■ **INPUT RECORDS**:
▼
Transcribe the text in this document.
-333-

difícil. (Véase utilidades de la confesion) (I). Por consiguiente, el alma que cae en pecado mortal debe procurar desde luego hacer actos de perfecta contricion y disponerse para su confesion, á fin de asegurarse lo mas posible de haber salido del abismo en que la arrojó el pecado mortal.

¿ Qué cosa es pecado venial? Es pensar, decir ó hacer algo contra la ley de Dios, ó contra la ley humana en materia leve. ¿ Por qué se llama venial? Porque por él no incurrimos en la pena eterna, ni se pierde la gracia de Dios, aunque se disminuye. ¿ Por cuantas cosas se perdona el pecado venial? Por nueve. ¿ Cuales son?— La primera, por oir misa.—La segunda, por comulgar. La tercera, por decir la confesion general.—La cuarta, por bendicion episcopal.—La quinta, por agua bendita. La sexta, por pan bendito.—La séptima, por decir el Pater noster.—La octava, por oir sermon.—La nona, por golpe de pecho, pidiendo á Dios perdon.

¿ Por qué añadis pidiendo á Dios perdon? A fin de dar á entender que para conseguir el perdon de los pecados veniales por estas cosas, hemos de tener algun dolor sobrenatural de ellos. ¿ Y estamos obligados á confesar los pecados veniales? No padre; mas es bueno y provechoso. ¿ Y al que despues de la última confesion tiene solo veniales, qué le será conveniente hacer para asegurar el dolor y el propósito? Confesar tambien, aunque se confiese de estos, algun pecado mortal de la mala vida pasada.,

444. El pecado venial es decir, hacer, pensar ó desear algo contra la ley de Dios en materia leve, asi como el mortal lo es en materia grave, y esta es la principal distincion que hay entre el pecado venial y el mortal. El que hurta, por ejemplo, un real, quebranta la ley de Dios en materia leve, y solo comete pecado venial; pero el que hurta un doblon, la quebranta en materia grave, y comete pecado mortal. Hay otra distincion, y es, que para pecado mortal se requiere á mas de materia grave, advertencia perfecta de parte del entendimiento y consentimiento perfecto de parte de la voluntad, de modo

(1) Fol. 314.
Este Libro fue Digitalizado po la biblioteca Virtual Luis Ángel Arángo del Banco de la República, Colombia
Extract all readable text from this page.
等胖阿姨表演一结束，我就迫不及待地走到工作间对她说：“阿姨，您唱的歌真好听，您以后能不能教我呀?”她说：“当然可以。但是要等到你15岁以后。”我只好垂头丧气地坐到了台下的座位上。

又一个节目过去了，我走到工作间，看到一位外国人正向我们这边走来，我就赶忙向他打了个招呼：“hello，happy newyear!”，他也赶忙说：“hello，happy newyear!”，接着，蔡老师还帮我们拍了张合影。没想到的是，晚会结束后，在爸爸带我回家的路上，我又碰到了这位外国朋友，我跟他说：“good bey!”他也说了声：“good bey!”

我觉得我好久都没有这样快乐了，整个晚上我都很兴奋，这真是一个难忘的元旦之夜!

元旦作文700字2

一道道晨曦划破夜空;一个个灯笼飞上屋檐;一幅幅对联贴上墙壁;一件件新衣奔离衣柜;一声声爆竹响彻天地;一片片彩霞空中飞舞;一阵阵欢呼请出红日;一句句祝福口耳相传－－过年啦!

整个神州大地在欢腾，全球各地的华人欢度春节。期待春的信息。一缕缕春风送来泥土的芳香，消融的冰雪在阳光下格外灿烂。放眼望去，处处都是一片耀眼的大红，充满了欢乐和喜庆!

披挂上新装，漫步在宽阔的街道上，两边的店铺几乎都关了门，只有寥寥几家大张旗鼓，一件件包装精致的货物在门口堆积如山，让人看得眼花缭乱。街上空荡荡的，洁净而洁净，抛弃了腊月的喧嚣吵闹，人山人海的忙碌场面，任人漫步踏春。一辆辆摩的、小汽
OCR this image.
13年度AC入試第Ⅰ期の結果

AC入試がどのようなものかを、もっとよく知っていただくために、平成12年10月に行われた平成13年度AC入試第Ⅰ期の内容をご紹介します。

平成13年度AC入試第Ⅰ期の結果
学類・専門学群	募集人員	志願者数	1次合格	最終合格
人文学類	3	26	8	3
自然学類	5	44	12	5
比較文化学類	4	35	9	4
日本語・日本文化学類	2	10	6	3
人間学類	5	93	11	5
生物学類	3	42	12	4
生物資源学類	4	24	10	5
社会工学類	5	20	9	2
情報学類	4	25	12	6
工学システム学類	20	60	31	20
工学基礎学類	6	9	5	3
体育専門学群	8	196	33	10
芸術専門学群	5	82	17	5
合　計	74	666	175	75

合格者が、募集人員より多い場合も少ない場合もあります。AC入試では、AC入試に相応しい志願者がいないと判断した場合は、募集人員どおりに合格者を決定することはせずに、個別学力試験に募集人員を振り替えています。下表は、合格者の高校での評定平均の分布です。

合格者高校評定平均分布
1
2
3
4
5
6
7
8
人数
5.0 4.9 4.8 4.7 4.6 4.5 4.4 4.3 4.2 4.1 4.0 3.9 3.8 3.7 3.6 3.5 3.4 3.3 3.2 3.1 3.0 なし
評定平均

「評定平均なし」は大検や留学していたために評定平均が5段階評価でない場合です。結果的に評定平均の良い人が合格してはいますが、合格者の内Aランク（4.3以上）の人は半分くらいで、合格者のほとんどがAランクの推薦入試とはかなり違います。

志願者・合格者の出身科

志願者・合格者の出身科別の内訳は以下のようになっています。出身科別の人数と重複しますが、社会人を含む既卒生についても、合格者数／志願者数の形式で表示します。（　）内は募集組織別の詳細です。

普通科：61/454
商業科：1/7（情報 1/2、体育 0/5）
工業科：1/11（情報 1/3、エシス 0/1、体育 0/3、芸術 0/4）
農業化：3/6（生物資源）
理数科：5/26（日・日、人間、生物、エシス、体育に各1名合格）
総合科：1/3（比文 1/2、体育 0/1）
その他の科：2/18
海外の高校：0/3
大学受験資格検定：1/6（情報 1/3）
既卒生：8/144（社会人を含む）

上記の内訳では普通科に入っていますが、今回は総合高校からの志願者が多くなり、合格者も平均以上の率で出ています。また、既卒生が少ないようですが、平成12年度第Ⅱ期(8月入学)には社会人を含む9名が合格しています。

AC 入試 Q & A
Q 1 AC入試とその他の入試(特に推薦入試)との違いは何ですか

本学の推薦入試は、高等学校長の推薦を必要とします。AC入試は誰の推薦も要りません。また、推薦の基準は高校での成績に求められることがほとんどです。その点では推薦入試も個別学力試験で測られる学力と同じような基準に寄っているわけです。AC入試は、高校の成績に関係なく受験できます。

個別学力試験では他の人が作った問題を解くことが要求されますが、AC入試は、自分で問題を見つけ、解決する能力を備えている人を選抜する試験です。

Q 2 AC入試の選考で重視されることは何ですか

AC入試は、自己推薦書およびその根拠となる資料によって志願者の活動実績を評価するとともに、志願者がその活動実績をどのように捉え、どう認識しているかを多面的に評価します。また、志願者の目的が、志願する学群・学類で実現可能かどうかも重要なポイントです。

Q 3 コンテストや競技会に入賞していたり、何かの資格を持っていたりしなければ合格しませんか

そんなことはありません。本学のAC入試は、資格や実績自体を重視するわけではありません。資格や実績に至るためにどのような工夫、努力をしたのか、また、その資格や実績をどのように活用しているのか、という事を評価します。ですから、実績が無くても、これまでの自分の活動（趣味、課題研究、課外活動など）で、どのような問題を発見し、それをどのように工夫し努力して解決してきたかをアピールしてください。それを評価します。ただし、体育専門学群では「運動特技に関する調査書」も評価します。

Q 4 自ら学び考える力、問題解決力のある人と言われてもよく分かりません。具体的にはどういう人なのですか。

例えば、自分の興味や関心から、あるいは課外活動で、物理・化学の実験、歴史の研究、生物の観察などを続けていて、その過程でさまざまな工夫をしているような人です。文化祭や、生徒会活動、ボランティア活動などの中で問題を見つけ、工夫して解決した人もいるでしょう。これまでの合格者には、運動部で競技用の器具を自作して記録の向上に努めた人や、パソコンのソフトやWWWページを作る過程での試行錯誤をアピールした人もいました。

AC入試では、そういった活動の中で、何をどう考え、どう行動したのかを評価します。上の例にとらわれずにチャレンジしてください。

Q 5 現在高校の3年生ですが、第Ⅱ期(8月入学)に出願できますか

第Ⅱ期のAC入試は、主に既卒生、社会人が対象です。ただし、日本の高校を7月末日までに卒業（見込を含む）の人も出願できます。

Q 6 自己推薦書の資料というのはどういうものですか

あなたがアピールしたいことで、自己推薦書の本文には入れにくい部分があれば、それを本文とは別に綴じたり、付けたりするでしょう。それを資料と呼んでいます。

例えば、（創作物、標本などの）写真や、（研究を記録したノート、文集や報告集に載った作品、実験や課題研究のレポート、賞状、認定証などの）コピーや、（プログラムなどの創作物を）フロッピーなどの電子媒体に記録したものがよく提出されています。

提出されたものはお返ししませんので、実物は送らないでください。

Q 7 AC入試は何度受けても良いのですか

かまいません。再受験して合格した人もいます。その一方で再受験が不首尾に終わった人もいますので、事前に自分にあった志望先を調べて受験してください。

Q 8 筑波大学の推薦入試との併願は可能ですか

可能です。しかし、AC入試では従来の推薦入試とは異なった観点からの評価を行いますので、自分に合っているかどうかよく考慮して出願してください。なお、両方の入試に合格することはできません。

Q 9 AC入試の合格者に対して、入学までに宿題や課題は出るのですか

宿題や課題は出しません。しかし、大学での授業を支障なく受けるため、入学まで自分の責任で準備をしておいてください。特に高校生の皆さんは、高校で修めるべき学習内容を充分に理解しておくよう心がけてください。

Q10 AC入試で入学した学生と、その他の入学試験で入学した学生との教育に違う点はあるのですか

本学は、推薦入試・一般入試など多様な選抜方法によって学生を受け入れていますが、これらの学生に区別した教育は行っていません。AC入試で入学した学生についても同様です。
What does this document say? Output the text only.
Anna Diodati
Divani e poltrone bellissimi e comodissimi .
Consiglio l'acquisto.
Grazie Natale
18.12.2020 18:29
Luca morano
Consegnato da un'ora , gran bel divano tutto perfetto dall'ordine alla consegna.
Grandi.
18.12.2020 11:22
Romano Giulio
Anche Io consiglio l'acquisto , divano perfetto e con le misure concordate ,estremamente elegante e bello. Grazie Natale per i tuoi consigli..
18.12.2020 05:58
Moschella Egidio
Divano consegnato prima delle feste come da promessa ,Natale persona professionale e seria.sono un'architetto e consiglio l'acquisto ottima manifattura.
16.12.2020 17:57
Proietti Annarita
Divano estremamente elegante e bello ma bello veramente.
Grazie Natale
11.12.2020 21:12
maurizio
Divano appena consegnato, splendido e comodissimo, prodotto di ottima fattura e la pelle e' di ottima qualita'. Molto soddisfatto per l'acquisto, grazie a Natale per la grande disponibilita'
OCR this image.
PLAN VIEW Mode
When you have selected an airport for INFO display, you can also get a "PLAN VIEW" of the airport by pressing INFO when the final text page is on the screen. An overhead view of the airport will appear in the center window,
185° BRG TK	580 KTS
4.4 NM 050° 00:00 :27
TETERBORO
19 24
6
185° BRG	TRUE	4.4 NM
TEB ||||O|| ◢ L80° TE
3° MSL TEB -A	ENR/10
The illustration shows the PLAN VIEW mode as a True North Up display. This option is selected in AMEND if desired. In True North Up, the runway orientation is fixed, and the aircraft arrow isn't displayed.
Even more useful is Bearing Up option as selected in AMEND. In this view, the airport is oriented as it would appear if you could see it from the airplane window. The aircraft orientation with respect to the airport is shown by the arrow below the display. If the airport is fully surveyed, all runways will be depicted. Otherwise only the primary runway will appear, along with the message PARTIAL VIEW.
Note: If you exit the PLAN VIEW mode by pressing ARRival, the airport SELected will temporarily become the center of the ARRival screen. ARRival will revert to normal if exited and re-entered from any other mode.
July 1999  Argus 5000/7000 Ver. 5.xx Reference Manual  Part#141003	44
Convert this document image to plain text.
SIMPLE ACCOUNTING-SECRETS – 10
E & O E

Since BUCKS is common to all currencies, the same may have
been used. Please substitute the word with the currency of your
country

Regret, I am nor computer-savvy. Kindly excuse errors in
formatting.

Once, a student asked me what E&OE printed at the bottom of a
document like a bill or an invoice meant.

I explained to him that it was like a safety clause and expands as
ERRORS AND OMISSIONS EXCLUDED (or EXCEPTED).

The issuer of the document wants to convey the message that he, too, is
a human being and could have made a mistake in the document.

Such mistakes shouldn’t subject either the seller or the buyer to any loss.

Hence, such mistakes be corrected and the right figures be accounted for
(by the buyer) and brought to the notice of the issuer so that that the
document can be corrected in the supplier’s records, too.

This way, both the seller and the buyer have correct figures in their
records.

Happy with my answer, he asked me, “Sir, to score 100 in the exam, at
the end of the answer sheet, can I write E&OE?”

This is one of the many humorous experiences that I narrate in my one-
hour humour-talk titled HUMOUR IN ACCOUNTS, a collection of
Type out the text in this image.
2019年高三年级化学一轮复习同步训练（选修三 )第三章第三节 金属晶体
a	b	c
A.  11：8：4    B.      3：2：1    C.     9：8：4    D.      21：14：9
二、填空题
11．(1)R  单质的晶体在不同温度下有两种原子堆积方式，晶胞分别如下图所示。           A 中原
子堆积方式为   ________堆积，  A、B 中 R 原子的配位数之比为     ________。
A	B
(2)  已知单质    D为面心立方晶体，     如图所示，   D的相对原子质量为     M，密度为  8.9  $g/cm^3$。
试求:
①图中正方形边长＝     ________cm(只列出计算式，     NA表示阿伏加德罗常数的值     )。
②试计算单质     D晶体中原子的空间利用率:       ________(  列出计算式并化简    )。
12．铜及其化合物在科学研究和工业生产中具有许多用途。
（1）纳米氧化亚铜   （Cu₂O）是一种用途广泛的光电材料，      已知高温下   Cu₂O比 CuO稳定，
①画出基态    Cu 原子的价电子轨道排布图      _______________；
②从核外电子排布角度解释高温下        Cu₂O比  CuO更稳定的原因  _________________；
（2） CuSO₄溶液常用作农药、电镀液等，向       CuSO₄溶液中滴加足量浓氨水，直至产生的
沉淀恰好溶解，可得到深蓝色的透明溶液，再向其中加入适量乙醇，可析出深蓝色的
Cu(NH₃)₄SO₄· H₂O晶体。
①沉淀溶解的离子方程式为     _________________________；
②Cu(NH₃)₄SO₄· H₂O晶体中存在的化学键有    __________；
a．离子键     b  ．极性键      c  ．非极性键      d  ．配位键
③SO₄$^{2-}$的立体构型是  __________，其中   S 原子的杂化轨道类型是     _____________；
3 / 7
▲
■ **AIM OF THE TASK**: Find out how many lines in the listing contain the string "with". Give the number alone.

■ **THE COMPLETED TASK**: 3